RECORDED DATA.

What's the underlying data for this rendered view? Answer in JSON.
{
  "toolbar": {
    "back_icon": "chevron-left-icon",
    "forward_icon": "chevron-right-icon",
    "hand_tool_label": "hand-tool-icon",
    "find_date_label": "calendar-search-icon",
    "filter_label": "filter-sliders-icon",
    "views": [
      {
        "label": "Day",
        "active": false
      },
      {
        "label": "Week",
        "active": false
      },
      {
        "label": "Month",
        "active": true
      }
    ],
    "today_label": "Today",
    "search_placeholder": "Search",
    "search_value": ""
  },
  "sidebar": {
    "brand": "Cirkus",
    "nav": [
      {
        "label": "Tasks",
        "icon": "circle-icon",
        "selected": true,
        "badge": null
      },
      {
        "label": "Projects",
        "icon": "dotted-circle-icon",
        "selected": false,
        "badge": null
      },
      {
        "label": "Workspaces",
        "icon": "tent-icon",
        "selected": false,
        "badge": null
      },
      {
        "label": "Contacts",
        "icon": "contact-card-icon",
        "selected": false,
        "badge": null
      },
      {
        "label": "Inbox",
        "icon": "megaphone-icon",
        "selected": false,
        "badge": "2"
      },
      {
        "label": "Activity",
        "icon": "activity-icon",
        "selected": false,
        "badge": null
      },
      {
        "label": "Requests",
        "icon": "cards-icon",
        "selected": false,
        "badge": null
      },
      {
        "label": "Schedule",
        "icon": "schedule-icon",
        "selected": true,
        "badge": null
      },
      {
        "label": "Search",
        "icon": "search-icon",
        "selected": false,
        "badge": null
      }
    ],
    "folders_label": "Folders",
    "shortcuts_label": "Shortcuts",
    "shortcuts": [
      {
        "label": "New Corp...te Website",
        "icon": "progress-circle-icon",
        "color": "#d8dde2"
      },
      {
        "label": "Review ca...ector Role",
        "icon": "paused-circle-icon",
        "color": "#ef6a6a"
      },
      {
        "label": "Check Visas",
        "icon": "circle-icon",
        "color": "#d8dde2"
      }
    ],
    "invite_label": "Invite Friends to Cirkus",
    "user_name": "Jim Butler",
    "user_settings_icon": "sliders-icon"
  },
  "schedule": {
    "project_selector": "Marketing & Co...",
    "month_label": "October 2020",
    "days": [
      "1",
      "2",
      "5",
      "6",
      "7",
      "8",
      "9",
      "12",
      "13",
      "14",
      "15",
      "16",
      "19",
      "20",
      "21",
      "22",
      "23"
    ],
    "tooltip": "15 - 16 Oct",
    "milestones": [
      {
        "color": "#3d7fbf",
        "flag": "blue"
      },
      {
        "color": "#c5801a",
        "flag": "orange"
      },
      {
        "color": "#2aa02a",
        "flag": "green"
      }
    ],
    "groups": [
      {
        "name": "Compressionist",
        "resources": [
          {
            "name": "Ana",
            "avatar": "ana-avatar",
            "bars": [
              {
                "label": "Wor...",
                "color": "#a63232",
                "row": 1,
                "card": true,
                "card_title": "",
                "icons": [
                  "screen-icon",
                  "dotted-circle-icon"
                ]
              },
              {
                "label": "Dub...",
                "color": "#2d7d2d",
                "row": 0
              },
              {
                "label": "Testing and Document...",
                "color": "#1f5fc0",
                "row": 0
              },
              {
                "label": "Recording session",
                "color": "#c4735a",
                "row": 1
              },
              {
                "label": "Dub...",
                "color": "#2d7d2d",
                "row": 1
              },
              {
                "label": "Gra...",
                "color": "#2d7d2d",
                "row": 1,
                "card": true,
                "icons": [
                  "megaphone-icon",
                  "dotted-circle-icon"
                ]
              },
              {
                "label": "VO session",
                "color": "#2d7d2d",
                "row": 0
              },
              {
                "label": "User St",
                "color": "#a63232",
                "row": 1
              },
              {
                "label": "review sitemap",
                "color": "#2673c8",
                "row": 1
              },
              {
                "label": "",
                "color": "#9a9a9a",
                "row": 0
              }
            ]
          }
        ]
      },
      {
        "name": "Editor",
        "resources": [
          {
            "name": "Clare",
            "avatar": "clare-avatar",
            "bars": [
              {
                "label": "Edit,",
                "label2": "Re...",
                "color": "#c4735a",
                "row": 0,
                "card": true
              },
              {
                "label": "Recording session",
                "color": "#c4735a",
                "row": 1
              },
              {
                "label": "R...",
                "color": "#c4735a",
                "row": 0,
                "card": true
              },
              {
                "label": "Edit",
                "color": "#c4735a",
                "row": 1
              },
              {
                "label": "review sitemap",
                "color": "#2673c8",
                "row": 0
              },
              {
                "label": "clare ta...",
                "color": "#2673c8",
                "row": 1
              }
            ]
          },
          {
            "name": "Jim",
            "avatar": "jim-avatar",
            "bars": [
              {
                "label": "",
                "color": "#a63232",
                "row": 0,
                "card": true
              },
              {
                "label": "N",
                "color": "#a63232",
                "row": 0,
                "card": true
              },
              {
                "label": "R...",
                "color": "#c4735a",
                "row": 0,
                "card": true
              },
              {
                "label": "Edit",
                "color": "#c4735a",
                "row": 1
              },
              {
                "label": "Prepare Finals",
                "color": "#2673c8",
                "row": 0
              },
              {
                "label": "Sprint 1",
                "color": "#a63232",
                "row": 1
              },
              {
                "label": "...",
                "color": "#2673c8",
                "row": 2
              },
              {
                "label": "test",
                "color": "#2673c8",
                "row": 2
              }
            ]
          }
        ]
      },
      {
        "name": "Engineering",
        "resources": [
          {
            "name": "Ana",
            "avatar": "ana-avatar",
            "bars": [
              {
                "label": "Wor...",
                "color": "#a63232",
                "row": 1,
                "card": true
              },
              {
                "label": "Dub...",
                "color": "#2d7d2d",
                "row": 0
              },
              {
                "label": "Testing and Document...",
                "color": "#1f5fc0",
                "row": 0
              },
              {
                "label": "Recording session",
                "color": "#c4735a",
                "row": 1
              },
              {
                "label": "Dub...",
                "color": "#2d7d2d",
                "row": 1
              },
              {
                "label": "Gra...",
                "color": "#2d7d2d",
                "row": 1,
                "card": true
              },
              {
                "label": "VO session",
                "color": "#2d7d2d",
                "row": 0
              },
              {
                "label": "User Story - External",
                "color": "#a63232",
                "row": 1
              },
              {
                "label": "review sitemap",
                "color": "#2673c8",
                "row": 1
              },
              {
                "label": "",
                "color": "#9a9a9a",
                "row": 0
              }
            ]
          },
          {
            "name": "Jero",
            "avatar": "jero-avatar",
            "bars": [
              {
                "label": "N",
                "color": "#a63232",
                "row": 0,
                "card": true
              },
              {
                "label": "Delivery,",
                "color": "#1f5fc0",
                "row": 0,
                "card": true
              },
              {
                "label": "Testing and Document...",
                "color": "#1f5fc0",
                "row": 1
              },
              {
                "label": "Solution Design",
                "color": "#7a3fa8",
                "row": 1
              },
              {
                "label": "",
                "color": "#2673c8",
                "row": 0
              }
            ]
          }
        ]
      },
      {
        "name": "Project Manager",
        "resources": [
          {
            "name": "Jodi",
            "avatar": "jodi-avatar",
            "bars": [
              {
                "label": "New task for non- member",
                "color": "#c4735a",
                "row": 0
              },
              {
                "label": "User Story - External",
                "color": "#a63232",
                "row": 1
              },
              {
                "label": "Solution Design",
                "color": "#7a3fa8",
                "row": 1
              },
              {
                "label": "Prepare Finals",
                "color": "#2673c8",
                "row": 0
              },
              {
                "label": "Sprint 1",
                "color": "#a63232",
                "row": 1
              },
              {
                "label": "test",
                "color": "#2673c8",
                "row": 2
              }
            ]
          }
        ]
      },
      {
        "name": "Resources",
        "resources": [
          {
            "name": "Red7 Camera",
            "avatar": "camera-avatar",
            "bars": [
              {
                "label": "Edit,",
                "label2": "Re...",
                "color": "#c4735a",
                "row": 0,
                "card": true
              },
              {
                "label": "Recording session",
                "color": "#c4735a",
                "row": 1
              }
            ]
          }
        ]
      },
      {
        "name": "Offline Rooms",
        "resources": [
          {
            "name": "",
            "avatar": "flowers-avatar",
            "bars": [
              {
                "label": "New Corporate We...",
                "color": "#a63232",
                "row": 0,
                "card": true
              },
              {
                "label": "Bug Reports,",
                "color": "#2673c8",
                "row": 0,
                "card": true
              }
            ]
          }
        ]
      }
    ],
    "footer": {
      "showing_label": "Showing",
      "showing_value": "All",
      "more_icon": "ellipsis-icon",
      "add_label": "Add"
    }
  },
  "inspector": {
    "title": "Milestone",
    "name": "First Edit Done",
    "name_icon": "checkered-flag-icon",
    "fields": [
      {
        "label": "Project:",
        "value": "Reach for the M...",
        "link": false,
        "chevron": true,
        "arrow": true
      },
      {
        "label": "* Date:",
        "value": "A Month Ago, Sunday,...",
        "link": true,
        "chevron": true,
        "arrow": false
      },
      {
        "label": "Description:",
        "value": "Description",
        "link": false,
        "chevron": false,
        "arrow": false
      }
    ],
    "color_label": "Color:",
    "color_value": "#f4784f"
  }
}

GIVEN TASK.
Pull out each line holding the string "avatar".

IN RESPONSE.
            "avatar": "ana-avatar",
            "avatar": "clare-avatar",
            "avatar": "jim-avatar",
            "avatar": "ana-avatar",
            "avatar": "jero-avatar",
            "avatar": "jodi-avatar",
            "avatar": "camera-avatar",
            "avatar": "flowers-avatar",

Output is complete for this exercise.